- _Texto da página_:
Embora a apresentação fosse gratuita, uma semana antes, toda a comunidade já estava mobilizada pra buscar seu ingresso e, assim, garantir lugar no salão paroquial para ver as cenas gravadas na vizinhança. Todos queriam ver o lançamento de O Carteiro, filme de Reginaldo Faria, cujas gravações foram feitas em Vale Vêneto, em 2010.
Uma hora antes do horário marcado, a movimentação era grande, e o salão comunitário estava, praticamente, lotado. Com entusiasmo de quem queria ver os locais e personagens conhecidos que figuravam na comédia romântica, cerca de mil pessoas de todas as idades, vindas dos mais diferentes recantos da Quarta Colônia, chegavam e iam logo tratando de adquirir seu pacotinho de pipocas para completar a alegria da expectativa da novidade.
Embora já tivesse sido lançado em outros festivais brasileiros, para os quais foi selecionado, o longa, com direção de Reginaldo Faria, que a mais de 25 anos não dirigia nenhum roteiro, já decolou com o Kikito de Melhor Fotografia, no Festival de Cinema de Gramado, e com a distinção de Melhor Trilha Sonora e Melhor Atriz Coadjuvante no Festival de Cinema de Goiânia.
Segundo Roberto Turquenitch, da TGD Filmes, a direção fez questão de que o primeiro lançamento para o público, fora dos festivais, em reconhecimento pela acolhida da comunidade, acontecesse no próprio local das filmagens. Ele diz que a recepção tida pela equipe em Vale Vêneto foi nota 10. E, se não fosse o apoio recebido de um grupo de empresários e das prefeituras, especialmente de São João do Polêsine e de Santa Maria, não haveria condições de levar adiante o projeto.

- _Itens guardados_:
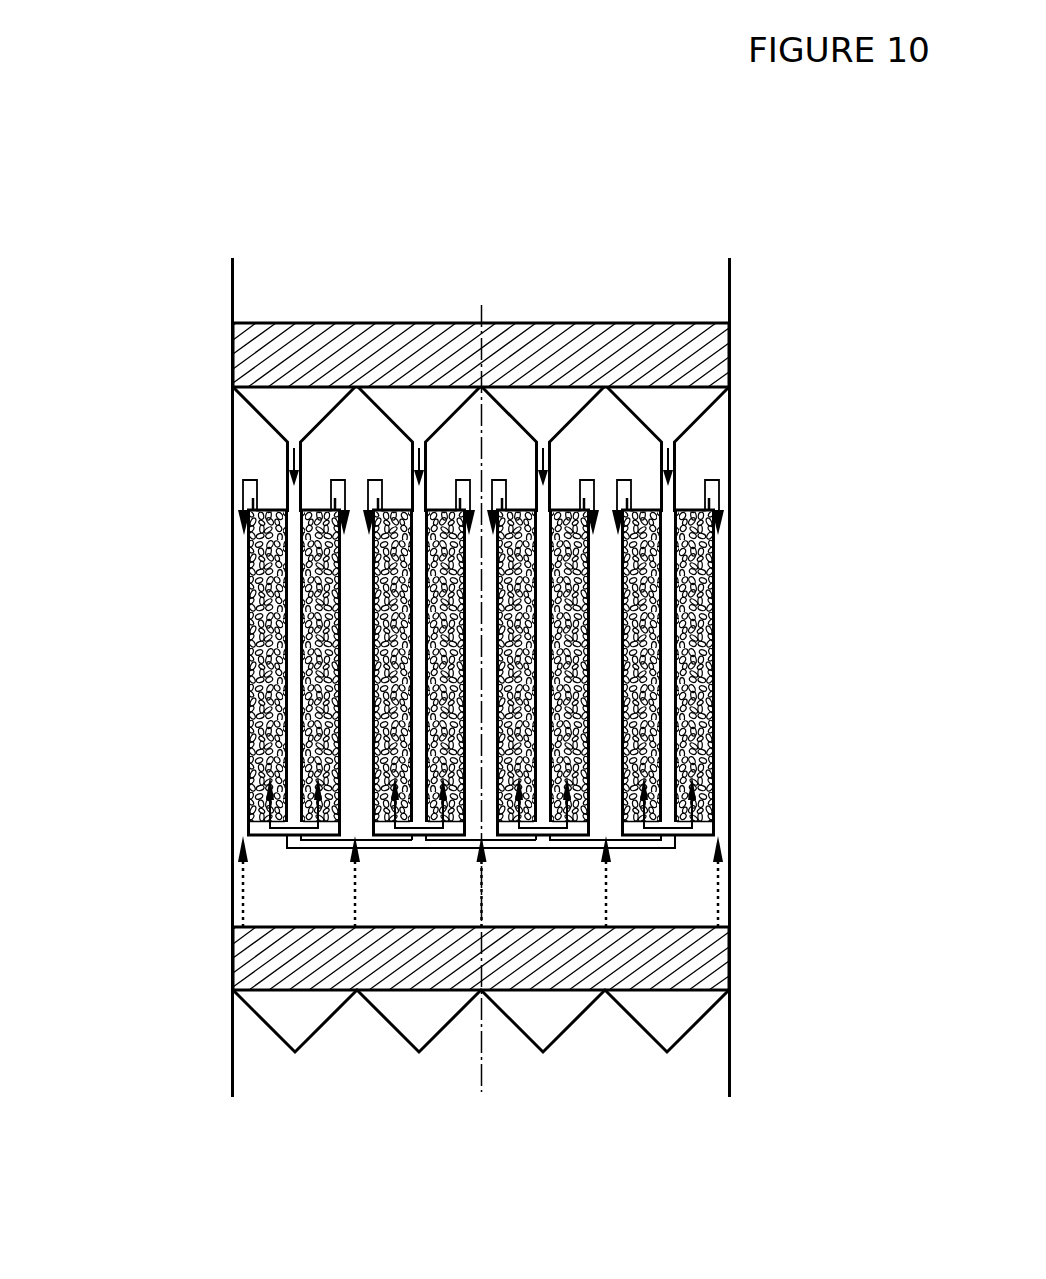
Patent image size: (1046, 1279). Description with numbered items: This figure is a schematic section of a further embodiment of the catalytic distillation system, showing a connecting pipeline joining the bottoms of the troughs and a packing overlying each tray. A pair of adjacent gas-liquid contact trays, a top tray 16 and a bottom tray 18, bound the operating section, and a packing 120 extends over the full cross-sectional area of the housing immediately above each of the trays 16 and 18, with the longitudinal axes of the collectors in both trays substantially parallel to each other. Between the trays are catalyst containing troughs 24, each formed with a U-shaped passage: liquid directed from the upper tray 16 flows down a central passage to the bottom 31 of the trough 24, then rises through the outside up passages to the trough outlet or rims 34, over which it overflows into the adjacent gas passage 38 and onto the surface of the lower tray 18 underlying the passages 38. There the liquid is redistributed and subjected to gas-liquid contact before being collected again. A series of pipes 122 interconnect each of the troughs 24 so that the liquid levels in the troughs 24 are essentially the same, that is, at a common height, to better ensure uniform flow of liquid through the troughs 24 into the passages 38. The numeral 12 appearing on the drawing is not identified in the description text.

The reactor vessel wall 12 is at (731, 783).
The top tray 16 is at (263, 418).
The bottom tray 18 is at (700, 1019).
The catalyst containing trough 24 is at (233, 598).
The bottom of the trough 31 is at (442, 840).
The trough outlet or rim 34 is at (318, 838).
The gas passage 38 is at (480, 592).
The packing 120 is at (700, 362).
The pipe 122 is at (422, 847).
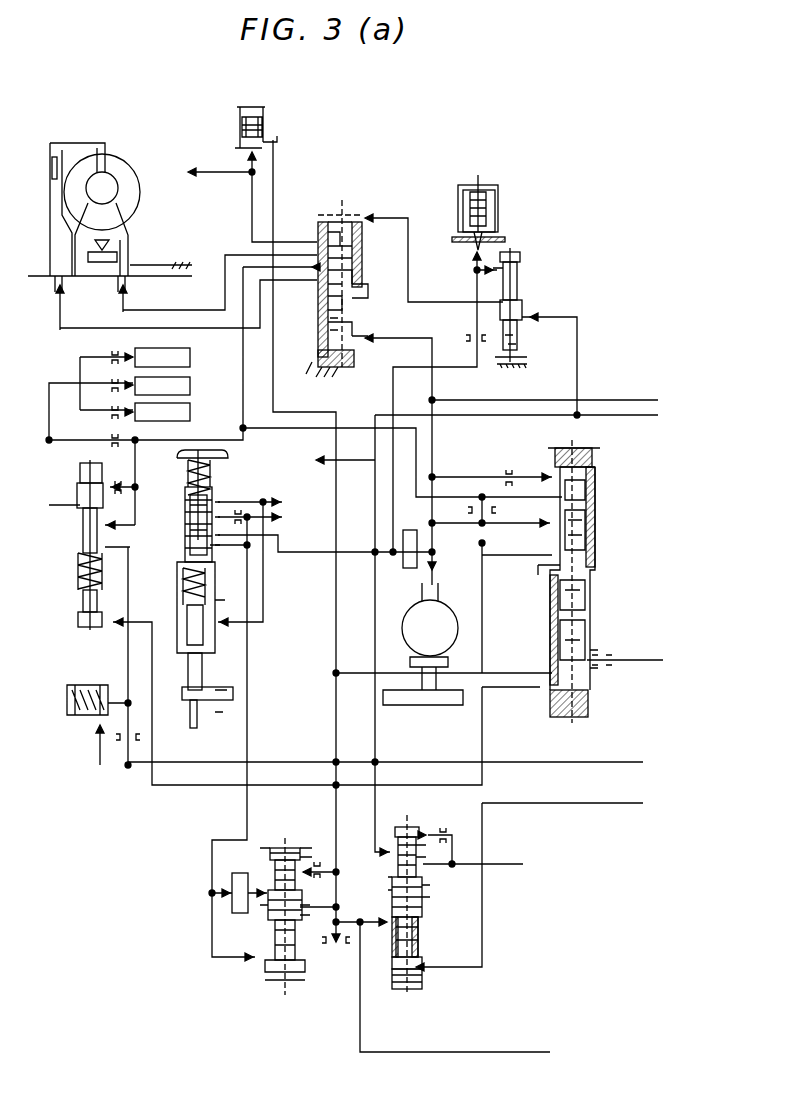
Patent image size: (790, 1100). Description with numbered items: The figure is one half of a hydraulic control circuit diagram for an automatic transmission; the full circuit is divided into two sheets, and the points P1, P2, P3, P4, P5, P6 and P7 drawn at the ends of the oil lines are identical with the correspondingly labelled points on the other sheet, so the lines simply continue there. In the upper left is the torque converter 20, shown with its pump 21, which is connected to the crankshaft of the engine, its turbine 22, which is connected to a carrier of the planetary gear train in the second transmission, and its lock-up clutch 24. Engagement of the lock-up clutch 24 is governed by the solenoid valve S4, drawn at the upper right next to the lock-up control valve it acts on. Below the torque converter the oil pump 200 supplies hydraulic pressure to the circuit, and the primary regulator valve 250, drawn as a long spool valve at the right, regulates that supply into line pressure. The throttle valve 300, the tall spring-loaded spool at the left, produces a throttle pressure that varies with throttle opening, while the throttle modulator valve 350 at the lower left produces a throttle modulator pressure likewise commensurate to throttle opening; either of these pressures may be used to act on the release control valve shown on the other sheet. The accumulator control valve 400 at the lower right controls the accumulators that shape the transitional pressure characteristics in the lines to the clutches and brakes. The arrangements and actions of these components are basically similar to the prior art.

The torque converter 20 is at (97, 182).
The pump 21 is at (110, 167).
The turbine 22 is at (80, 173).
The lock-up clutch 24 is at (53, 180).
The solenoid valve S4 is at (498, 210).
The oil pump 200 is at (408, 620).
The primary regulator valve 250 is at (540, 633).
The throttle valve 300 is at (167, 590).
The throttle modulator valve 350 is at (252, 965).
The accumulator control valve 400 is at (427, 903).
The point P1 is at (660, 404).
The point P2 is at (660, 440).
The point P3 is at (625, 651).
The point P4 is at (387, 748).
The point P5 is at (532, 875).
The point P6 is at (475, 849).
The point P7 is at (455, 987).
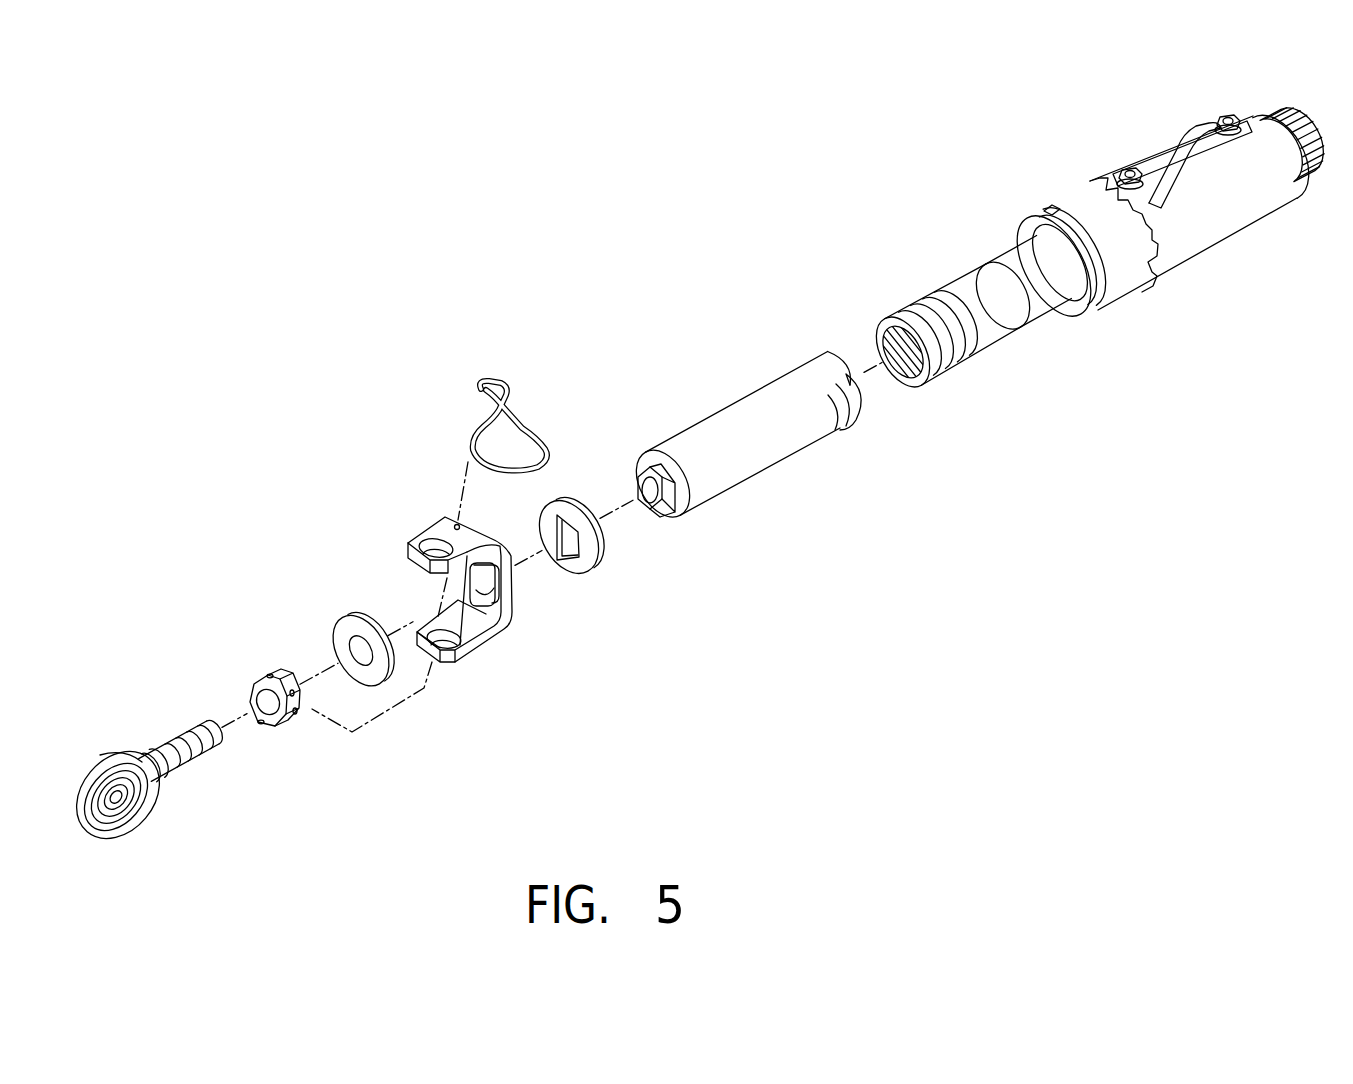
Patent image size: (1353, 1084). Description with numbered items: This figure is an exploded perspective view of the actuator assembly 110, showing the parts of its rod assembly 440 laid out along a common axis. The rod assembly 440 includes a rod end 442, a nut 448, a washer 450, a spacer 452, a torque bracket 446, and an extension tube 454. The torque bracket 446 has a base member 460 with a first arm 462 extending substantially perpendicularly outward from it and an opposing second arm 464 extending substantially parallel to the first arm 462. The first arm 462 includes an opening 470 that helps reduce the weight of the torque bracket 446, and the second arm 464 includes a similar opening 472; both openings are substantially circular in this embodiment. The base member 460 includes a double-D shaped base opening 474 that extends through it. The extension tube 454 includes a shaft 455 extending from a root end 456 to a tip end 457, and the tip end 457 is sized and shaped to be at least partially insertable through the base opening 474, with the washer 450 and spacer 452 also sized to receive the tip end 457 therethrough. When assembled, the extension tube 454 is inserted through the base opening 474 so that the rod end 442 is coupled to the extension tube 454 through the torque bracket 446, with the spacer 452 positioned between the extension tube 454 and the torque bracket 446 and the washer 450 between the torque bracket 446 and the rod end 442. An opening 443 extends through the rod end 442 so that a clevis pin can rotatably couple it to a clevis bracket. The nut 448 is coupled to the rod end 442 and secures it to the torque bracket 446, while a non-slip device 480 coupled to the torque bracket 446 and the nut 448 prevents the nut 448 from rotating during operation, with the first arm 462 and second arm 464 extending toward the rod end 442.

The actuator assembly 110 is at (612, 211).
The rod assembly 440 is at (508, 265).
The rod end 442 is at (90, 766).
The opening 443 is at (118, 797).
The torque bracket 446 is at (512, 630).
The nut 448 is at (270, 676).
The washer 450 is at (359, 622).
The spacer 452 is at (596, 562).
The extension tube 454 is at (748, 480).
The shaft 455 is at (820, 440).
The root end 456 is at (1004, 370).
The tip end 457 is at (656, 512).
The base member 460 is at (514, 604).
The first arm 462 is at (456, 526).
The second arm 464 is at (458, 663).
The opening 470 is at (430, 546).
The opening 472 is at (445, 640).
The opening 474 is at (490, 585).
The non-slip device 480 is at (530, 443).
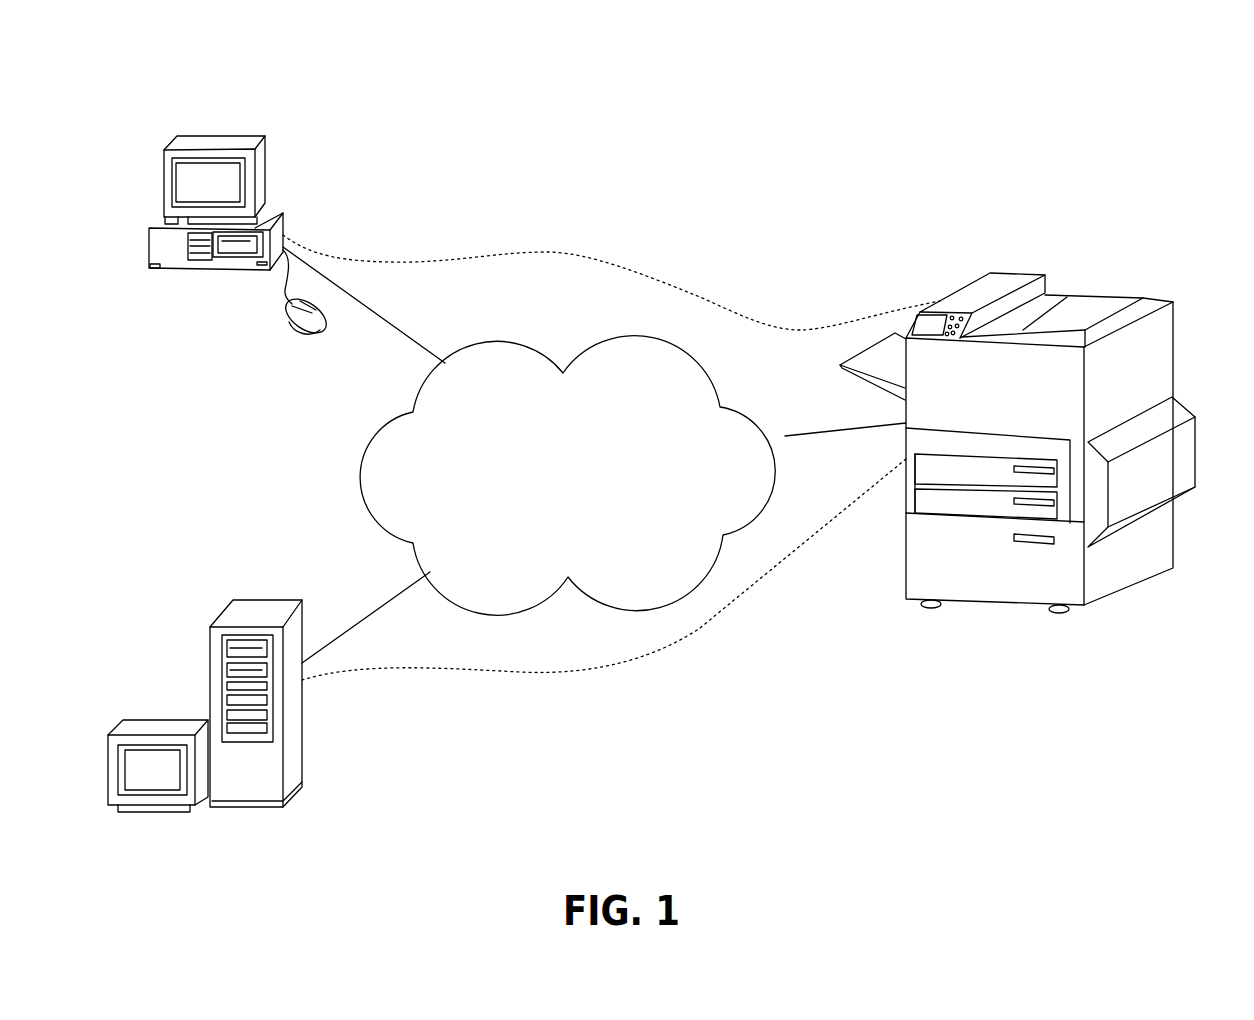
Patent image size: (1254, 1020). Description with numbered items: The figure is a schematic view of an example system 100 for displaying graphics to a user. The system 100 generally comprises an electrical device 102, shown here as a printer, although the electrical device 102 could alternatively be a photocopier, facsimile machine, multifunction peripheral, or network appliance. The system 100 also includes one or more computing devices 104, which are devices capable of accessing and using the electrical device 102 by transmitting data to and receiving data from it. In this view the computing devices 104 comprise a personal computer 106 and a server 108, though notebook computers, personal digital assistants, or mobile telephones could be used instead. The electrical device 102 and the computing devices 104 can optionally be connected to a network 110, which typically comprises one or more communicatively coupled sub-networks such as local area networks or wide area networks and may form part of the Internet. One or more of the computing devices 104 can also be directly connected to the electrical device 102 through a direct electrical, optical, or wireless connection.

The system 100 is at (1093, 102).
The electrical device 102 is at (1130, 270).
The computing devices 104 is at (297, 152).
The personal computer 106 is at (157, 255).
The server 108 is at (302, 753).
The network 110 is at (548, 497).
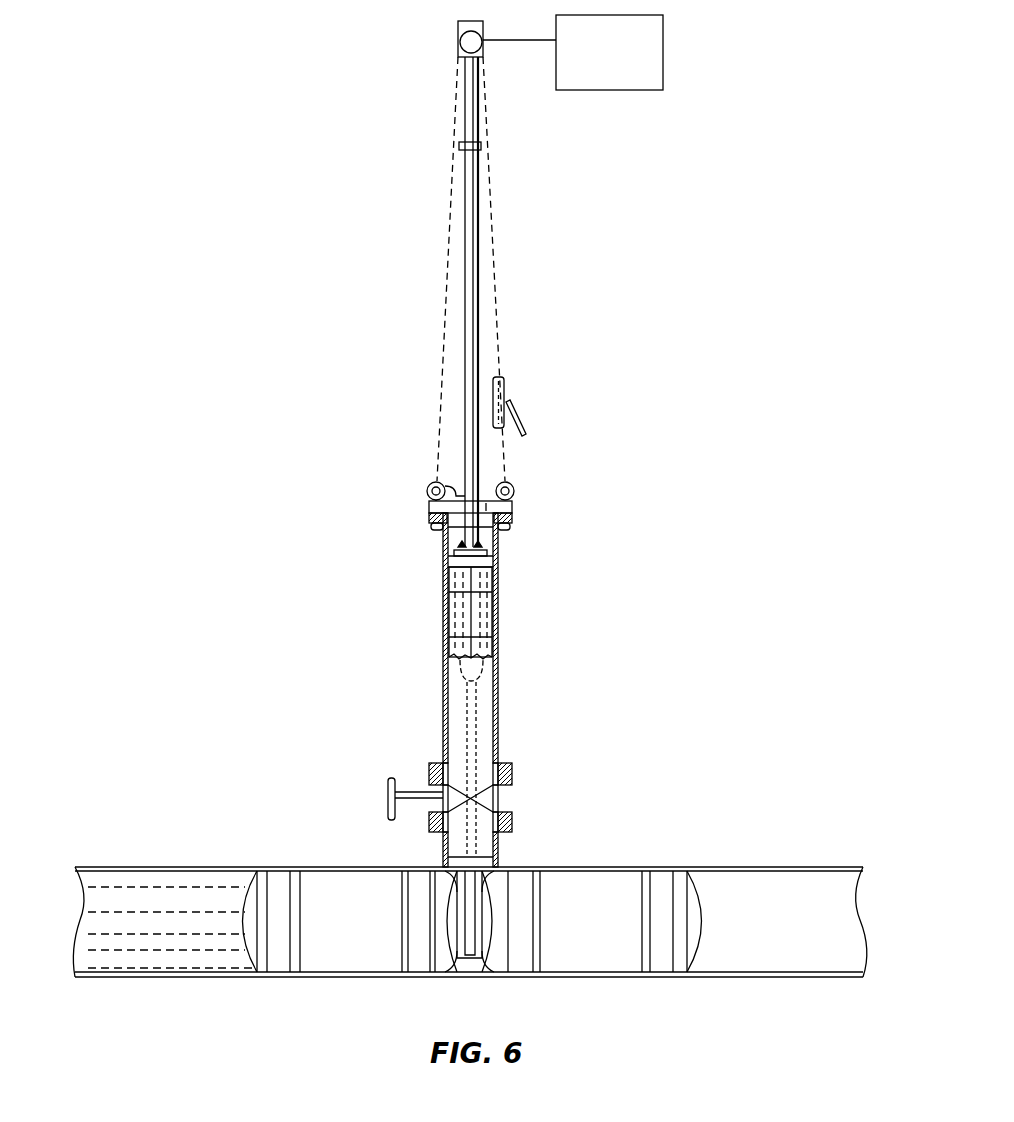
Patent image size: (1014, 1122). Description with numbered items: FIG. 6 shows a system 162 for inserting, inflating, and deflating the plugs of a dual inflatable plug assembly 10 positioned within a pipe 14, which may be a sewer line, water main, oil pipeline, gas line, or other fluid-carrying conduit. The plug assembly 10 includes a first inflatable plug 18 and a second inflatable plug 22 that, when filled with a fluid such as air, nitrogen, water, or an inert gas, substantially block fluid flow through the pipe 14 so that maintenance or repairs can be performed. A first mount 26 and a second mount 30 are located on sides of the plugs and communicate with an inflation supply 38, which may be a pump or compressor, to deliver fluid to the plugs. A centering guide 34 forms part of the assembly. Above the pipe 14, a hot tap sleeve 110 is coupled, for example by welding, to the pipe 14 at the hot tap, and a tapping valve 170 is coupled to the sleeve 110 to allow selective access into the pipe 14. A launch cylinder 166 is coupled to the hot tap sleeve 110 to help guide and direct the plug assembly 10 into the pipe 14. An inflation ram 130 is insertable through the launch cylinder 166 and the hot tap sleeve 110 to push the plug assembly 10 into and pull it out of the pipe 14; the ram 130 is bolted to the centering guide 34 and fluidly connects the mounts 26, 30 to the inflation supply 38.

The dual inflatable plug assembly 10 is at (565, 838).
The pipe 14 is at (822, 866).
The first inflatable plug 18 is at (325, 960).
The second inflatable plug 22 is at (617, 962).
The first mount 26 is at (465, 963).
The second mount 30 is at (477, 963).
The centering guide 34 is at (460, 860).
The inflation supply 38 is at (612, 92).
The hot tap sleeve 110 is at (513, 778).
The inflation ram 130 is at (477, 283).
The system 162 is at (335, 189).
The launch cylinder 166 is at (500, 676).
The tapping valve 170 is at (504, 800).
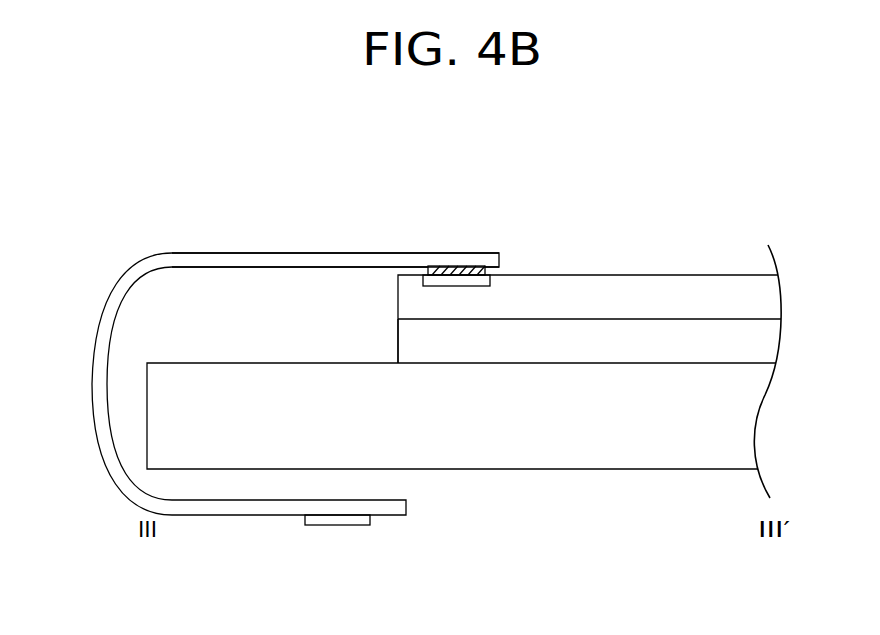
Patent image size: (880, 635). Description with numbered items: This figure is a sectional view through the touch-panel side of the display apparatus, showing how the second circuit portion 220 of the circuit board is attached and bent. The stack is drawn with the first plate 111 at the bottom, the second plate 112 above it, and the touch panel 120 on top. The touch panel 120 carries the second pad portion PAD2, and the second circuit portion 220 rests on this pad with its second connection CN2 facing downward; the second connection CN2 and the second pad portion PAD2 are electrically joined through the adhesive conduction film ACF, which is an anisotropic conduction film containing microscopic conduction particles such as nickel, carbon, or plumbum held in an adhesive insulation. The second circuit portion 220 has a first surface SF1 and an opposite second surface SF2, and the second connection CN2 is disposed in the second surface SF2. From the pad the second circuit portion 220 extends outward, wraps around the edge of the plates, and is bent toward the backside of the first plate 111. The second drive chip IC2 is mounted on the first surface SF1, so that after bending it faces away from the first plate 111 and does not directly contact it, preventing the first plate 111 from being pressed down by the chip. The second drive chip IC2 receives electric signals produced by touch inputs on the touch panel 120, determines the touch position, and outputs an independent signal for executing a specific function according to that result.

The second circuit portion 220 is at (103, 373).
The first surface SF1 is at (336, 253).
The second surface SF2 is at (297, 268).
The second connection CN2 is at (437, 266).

- _Problema proposto A_:
Segundo a matéria sobre o lançamento de O Carteiro em Vale Vêneto, quantas pessoas foram ao salão comunitário?
- _Problema proposto B_:
Transcreva o trecho da matéria sobre o filme O Carteiro que começa em "Embora a apresentação" e termina em "Vêneto, em 2010.".
- _Problema proposto C_:
Escreva a continuação da matéria sobre a estreia de O Carteiro em Vale Vêneto, a partir do ponto em que ela termina.

- _Resultado da tarefa A_:
Cerca de mil pessoas, de todas as idades.

- _Resultado da tarefa B_:
Embora a apresentação fosse gratuita, uma semana antes, toda a comunidade já estava mobilizada pra buscar seu ingresso e, assim, garantir lugar no salão paroquial para ver as cenas gravadas na vizinhança. Todos queriam ver o lançamento de O Carteiro, filme de Reginaldo Faria, cujas gravações foram feitas em Vale Vêneto, em 2010.

- _Resultado da tarefa C_:
A prefeita Denise Milanesi, depois de ver O Carteiro, diz que achou as imagens lindíssimas, o que justificou o Kikito de Fotografia de Gramado. Ela lembra que “se trata de uma história de amor sem maldade, com romantismo, e que para a região foi importante. Pois outros cineastas podem se interessar pelas paisagens daqui”. Segundo ela, a prefeitura colaborou com aproximadamente 25 mil reais e mais ajuda na infraestrutura necessária.
O prefeito de Faxinal do Soturno, Clóvis Montagner, diz que “mostrar Vale Vêneto é importante por que muitas coisas nossas serão levadas a muitos lugares longínquos. Nossa tradição será levada pra longe daqui”.
A empresária Marisa Bozeto, da Nova Palma Energia que, pela Lei de Incentivo à Cultura, disponibilizou R$ 275 mil para a realização do filme, diz que a região tem uma beleza que precisa ser mostrada para fomentar o turismo. E, segundo ela, “um nome consagrado como Reginaldo Faria pode levar o nome da Quarta Colônia para outros lugares. Por isso, apostamos no retorno do investimento. Nós, empresários, temos que apostar no turismo desta região que tem tantas belezas naturais”.
Durante os 103 minutos de apresentação, muitas vezes os risos do público significavam que as cenas eram familiares, desde os cachorros que passavam na rua, as casas que serviram de cenário, os rostos do elenco de apoio, os lugares eram do seu dia a dia, e alguns figurantes que apareciam eram familiares. A cada uma dessas figuras conhecidas, a reação do público era de vibração.
O senhor Túlio José Brondani e a neta Rafaela apareceram no filme. Seu Túlio, figura popular na região, diz que estava feliz por colaborar, mas lamenta: “pena que foi muito pouco tempo. Queria que fosse mais pra gente poder se ver bem”, diz com bom humor.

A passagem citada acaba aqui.